### Required task
Scan the lines below for the word "label". Copy each line you find it in.

** START OF Data supplied **

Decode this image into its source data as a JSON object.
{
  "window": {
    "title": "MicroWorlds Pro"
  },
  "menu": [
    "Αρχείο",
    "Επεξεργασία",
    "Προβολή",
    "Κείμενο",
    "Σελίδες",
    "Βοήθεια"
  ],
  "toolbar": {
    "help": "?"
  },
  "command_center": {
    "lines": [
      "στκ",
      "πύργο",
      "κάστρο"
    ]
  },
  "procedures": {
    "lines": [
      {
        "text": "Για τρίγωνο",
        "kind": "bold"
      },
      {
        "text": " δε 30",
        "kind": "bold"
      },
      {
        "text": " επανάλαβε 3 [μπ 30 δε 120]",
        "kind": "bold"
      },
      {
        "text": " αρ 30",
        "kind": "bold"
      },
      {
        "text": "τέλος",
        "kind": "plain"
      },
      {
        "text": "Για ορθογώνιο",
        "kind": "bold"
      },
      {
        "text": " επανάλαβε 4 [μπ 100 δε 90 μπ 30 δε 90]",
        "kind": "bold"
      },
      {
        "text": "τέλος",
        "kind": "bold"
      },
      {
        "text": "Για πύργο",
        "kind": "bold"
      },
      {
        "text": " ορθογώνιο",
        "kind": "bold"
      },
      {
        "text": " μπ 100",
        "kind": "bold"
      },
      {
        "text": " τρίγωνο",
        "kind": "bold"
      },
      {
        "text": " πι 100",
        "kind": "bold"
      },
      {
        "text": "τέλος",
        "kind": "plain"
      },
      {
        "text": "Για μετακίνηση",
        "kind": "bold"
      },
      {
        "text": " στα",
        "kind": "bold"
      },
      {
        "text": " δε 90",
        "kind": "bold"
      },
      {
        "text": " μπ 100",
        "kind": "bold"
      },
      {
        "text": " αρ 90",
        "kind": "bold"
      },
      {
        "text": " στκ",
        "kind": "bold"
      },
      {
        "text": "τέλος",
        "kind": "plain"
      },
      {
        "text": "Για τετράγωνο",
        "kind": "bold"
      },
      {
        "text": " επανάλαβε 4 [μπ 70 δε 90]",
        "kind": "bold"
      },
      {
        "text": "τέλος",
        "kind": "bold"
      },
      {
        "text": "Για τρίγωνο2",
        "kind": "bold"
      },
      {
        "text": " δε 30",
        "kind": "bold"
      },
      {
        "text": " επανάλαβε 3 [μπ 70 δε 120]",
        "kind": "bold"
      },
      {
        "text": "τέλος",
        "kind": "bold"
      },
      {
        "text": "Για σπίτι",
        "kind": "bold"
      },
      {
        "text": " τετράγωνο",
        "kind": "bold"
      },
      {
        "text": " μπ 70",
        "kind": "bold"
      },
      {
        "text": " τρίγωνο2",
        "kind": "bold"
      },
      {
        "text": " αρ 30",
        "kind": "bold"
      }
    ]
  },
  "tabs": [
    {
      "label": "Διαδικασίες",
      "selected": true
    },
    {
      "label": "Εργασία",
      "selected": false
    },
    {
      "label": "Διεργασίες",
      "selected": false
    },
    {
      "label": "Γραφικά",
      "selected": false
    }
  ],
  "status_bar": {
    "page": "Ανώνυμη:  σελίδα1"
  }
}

** END OF Data supplied **

### Task result
      "label": "Διαδικασίες",
      "label": "Εργασία",
      "label": "Διεργασίες",
      "label": "Γραφικά",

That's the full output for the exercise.